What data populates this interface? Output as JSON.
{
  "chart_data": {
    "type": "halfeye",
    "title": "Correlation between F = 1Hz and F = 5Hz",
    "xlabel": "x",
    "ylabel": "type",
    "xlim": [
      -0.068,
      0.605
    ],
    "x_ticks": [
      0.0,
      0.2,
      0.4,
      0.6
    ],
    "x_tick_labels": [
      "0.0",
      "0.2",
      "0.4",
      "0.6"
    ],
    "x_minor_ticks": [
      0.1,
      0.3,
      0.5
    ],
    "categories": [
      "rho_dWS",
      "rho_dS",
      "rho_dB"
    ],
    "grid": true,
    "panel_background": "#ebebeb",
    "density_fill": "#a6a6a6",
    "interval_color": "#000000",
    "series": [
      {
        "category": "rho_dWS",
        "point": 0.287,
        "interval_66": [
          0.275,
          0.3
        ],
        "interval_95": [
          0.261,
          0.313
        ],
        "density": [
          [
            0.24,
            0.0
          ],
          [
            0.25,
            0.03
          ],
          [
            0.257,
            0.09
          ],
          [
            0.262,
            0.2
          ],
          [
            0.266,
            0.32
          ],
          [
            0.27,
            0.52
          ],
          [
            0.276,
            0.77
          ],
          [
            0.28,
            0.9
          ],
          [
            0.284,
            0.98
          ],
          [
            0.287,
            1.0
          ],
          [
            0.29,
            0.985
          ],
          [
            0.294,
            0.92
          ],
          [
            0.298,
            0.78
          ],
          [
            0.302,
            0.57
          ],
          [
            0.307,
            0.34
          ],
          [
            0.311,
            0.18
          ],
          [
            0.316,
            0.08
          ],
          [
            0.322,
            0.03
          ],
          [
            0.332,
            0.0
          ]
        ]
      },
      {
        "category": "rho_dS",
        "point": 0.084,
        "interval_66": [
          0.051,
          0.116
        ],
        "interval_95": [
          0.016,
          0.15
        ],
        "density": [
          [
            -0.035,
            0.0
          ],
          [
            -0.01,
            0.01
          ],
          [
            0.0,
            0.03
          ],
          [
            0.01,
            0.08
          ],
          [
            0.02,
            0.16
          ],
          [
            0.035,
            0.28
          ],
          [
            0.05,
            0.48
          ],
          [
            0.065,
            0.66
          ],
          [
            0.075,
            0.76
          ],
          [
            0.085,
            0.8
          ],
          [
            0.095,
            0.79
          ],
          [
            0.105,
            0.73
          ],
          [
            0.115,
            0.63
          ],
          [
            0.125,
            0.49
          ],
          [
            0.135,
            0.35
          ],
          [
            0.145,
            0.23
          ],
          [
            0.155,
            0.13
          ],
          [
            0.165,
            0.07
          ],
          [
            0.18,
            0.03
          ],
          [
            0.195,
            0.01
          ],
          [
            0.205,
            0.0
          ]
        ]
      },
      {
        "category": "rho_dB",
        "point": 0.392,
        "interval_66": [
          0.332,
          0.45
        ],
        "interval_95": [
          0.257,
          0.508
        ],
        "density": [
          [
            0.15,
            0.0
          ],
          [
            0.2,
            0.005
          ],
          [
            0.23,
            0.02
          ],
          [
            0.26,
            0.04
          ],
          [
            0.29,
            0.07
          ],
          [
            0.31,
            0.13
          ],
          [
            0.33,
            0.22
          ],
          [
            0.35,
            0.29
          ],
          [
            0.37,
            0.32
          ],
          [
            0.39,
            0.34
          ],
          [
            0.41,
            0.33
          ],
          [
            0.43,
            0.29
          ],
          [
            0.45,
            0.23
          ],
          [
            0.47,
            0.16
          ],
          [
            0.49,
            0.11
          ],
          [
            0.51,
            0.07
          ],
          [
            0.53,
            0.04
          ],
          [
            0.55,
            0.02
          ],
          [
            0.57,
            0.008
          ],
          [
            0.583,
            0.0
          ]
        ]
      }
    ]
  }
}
┄┄┄┄┄┄
* GOAL: Transcribe the material above word for word.

* COMPLETED EXERCISE:
What data populates this interface? Output as JSON.
{
  "chart_data": {
    "type": "halfeye",
    "title": "Correlation between F = 1Hz and F = 5Hz",
    "xlabel": "x",
    "ylabel": "type",
    "xlim": [
      -0.068,
      0.605
    ],
    "x_ticks": [
      0.0,
      0.2,
      0.4,
      0.6
    ],
    "x_tick_labels": [
      "0.0",
      "0.2",
      "0.4",
      "0.6"
    ],
    "x_minor_ticks": [
      0.1,
      0.3,
      0.5
    ],
    "categories": [
      "rho_dWS",
      "rho_dS",
      "rho_dB"
    ],
    "grid": true,
    "panel_background": "#ebebeb",
    "density_fill": "#a6a6a6",
    "interval_color": "#000000",
    "series": [
      {
        "category": "rho_dWS",
        "point": 0.287,
        "interval_66": [
          0.275,
          0.3
        ],
        "interval_95": [
          0.261,
          0.313
        ],
        "density": [
          [
            0.24,
            0.0
          ],
          [
            0.25,
            0.03
          ],
          [
            0.257,
            0.09
          ],
          [
            0.262,
            0.2
          ],
          [
            0.266,
            0.32
          ],
          [
            0.27,
            0.52
          ],
          [
            0.276,
            0.77
          ],
          [
            0.28,
            0.9
          ],
          [
            0.284,
            0.98
          ],
          [
            0.287,
            1.0
          ],
          [
            0.29,
            0.985
          ],
          [
            0.294,
            0.92
          ],
          [
            0.298,
            0.78
          ],
          [
            0.302,
            0.57
          ],
          [
            0.307,
            0.34
          ],
          [
            0.311,
            0.18
          ],
          [
            0.316,
            0.08
          ],
          [
            0.322,
            0.03
          ],
          [
            0.332,
            0.0
          ]
        ]
      },
      {
        "category": "rho_dS",
        "point": 0.084,
        "interval_66": [
          0.051,
          0.116
        ],
        "interval_95": [
          0.016,
          0.15
        ],
        "density": [
          [
            -0.035,
            0.0
          ],
          [
            -0.01,
            0.01
          ],
          [
            0.0,
            0.03
          ],
          [
            0.01,
            0.08
          ],
          [
            0.02,
            0.16
          ],
          [
            0.035,
            0.28
          ],
          [
            0.05,
            0.48
          ],
          [
            0.065,
            0.66
          ],
          [
            0.075,
            0.76
          ],
          [
            0.085,
            0.8
          ],
          [
            0.095,
            0.79
          ],
          [
            0.105,
            0.73
          ],
          [
            0.115,
            0.63
          ],
          [
            0.125,
            0.49
          ],
          [
            0.135,
            0.35
          ],
          [
            0.145,
            0.23
          ],
          [
            0.155,
            0.13
          ],
          [
            0.165,
            0.07
          ],
          [
            0.18,
            0.03
          ],
          [
            0.195,
            0.01
          ],
          [
            0.205,
            0.0
          ]
        ]
      },
      {
        "category": "rho_dB",
        "point": 0.392,
        "interval_66": [
          0.332,
          0.45
        ],
        "interval_95": [
          0.257,
          0.508
        ],
        "density": [
          [
            0.15,
            0.0
          ],
          [
            0.2,
            0.005
          ],
          [
            0.23,
            0.02
          ],
          [
            0.26,
            0.04
          ],
          [
            0.29,
            0.07
          ],
          [
            0.31,
            0.13
          ],
          [
            0.33,
            0.22
          ],
          [
            0.35,
            0.29
          ],
          [
            0.37,
            0.32
          ],
          [
            0.39,
            0.34
          ],
          [
            0.41,
            0.33
          ],
          [
            0.43,
            0.29
          ],
          [
            0.45,
            0.23
          ],
          [
            0.47,
            0.16
          ],
          [
            0.49,
            0.11
          ],
          [
            0.51,
            0.07
          ],
          [
            0.53,
            0.04
          ],
          [
            0.55,
            0.02
          ],
          [
            0.57,
            0.008
          ],
          [
            0.583,
            0.0
          ]
        ]
      }
    ]
  }
}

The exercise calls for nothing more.